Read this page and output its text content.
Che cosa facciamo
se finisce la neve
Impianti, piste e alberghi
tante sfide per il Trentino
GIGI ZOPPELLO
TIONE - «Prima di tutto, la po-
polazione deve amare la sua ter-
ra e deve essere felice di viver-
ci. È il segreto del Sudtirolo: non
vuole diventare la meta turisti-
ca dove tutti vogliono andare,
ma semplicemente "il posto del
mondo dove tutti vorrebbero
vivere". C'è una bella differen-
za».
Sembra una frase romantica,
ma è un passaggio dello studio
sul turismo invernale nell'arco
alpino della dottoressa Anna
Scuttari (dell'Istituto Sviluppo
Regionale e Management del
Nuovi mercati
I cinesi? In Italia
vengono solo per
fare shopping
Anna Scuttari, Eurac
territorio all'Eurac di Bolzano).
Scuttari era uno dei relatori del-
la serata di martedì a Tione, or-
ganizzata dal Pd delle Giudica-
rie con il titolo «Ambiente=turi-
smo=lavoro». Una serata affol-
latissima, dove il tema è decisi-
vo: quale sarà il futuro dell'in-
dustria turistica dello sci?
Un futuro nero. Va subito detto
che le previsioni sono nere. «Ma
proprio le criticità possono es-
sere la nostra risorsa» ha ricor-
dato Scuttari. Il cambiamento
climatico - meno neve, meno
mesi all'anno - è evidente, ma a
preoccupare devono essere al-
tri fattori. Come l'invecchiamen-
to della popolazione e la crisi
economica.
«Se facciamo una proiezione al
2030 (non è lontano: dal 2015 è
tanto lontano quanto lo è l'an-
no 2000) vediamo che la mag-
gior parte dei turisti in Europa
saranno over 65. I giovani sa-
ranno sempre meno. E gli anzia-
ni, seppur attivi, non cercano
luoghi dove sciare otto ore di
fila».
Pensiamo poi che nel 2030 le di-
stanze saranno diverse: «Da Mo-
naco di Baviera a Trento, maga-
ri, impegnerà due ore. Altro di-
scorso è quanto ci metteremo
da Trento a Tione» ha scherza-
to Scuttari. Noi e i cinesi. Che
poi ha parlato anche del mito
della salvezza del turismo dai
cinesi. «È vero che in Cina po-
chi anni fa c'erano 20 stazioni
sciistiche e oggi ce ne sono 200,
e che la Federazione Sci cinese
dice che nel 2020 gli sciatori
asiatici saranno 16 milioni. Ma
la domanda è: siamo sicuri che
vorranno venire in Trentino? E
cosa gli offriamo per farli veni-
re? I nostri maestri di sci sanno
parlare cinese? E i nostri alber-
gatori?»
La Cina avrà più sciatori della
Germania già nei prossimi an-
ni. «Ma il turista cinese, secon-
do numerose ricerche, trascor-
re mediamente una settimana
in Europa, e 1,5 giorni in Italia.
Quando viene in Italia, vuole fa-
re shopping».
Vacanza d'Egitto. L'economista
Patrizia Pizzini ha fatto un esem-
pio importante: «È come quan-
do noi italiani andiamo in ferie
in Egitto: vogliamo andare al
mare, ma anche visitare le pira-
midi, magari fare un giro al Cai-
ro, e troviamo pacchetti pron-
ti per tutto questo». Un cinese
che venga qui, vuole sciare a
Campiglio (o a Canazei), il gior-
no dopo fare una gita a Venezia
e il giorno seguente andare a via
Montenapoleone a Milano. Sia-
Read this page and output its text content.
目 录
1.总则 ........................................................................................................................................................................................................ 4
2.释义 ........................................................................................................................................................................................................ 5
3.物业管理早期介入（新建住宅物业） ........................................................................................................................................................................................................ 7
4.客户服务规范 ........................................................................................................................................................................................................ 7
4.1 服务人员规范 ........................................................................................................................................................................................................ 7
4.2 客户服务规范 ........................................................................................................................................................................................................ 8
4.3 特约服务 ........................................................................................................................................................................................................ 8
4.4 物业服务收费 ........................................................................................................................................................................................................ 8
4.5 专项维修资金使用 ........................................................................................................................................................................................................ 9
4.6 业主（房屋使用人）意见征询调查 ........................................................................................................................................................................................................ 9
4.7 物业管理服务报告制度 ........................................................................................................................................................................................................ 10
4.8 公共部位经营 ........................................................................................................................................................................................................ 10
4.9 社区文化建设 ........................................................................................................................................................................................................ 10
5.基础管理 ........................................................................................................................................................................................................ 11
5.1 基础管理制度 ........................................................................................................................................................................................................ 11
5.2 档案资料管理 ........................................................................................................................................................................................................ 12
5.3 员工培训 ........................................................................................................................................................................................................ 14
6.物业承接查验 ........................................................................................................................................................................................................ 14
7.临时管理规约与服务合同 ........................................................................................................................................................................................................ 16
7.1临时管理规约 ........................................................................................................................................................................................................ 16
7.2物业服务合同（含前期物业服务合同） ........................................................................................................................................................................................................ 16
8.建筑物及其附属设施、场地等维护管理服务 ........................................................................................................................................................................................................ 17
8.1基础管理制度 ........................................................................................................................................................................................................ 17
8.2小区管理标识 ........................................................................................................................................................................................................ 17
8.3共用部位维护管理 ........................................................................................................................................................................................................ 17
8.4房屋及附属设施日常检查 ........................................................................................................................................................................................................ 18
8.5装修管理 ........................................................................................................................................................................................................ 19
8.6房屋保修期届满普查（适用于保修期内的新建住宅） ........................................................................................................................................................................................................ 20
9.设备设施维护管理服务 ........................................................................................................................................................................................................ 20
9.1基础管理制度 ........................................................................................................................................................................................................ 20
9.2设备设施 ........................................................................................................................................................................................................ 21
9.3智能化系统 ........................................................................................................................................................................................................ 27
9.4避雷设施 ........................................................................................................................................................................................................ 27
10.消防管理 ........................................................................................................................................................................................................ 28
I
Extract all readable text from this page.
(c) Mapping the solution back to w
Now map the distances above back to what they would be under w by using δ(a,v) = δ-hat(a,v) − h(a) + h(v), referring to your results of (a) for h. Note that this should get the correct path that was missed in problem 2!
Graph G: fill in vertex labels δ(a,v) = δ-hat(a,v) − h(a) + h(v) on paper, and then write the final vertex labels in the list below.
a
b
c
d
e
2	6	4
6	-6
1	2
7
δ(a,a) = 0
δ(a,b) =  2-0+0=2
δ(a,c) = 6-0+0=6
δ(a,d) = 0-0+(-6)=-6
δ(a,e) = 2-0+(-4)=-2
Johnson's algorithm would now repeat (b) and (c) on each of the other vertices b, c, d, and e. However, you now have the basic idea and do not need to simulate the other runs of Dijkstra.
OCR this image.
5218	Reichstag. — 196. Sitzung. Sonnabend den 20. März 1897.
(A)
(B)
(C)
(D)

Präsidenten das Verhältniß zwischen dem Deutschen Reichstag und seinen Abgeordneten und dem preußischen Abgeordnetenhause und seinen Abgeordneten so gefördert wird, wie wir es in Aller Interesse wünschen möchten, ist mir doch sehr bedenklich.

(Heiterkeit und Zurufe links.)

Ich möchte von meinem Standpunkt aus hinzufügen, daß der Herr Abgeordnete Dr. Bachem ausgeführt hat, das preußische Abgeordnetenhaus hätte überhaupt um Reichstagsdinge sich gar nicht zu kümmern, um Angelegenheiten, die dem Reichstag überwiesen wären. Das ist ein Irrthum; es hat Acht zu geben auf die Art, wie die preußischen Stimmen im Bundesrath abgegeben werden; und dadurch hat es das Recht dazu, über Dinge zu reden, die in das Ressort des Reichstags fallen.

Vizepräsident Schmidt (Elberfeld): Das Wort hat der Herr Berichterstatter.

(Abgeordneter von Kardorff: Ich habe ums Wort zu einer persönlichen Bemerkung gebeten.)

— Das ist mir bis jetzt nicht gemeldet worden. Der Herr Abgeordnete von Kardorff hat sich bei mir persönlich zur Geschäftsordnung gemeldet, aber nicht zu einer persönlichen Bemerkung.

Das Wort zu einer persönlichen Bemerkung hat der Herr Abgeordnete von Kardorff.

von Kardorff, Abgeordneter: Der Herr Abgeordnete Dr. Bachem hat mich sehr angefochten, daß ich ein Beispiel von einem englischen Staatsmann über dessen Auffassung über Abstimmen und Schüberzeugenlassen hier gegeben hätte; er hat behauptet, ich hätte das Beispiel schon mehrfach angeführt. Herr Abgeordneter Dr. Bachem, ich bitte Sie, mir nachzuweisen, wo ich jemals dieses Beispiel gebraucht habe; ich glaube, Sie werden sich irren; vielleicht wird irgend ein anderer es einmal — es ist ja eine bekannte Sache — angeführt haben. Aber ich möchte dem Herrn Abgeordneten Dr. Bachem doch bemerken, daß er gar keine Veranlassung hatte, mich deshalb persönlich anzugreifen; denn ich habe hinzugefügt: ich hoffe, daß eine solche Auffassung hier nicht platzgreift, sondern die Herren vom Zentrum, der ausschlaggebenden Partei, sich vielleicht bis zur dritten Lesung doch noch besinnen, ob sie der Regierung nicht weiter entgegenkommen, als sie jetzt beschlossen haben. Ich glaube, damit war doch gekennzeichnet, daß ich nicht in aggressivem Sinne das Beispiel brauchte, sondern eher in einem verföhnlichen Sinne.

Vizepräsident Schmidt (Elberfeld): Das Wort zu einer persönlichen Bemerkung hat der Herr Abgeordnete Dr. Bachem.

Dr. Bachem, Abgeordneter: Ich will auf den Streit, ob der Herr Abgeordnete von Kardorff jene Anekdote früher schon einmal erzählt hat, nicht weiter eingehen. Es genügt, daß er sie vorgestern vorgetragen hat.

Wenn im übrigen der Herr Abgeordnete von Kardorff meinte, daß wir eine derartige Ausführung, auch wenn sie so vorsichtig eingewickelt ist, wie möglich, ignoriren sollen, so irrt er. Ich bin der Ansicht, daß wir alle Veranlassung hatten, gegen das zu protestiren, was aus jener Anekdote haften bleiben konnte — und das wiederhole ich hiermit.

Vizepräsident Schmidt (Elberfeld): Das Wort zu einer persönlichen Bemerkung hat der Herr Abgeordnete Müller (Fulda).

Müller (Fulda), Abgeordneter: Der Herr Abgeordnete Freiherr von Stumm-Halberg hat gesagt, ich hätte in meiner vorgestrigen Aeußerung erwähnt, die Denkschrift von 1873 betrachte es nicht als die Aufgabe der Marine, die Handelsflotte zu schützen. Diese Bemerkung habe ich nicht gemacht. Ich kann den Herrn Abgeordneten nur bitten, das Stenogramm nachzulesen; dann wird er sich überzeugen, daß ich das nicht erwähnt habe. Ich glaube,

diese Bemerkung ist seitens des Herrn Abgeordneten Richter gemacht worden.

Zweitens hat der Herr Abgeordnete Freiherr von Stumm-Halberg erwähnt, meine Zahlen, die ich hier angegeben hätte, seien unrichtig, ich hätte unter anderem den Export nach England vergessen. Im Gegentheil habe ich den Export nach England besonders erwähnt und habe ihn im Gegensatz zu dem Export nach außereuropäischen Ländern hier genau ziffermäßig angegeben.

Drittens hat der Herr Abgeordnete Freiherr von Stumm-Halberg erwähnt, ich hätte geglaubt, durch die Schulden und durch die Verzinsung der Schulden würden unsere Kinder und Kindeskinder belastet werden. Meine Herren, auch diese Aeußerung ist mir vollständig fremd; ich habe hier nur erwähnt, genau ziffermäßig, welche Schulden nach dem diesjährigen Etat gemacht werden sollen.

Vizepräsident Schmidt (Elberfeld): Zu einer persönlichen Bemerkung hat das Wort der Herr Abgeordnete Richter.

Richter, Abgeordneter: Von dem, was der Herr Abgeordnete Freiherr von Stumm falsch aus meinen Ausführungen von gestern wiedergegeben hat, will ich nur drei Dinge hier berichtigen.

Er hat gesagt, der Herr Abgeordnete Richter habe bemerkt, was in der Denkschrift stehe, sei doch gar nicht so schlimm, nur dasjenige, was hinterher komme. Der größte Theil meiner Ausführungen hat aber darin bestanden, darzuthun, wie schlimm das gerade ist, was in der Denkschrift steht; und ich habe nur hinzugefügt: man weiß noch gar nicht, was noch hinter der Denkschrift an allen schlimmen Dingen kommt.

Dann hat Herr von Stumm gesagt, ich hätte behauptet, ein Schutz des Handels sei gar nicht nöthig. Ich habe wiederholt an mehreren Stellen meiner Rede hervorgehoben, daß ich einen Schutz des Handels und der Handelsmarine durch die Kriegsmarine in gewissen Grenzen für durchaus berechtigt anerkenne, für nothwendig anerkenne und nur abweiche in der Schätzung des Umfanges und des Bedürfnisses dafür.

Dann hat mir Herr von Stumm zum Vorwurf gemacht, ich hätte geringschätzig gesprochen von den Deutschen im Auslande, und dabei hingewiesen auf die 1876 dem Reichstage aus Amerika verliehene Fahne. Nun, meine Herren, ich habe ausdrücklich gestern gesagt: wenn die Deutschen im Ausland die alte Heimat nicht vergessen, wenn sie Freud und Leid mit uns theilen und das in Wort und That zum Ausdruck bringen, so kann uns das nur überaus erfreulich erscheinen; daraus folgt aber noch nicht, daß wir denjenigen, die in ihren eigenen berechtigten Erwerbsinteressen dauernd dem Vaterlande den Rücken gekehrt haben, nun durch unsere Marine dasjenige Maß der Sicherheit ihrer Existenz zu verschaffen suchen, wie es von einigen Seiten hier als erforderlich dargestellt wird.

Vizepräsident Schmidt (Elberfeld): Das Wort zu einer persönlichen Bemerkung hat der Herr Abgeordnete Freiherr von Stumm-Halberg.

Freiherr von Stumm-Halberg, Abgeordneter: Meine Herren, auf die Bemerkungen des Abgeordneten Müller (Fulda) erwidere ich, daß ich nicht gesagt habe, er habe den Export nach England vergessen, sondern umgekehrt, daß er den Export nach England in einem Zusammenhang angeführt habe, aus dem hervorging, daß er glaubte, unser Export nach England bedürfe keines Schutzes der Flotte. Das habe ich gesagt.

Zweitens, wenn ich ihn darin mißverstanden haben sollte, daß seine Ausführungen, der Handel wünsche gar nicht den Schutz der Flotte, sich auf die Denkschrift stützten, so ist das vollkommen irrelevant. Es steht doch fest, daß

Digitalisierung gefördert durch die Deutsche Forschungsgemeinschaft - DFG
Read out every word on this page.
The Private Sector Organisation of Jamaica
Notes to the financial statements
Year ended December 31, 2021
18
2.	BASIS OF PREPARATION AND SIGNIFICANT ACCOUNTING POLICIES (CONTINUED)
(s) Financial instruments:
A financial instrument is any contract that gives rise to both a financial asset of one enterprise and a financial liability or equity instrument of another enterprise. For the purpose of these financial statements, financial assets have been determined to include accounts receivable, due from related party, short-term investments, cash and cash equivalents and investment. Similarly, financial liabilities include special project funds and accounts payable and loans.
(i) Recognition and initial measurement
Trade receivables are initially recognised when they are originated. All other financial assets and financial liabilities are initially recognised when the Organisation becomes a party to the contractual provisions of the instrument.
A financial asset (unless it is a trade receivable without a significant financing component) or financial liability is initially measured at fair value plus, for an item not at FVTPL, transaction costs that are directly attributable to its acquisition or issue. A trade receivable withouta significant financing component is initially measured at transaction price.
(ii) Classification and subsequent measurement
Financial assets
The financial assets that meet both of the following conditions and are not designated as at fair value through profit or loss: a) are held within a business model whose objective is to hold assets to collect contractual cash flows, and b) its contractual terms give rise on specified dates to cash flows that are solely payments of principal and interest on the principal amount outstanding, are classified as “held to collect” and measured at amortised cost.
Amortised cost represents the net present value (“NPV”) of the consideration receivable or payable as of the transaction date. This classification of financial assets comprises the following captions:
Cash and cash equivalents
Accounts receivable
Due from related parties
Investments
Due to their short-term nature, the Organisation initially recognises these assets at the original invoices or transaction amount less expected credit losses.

WHAT IS NEEDED: Please list every line of the records that contains "back".

CORRECT RESULT:
(c) Mapping the solution back to w
Now map the distances above back to what they would be under w by using δ(a,v) = δ-hat(a,v) − h(a) + h(v), referring to your results of (a) for h. Note that this should get the correct path that was missed in problem 2!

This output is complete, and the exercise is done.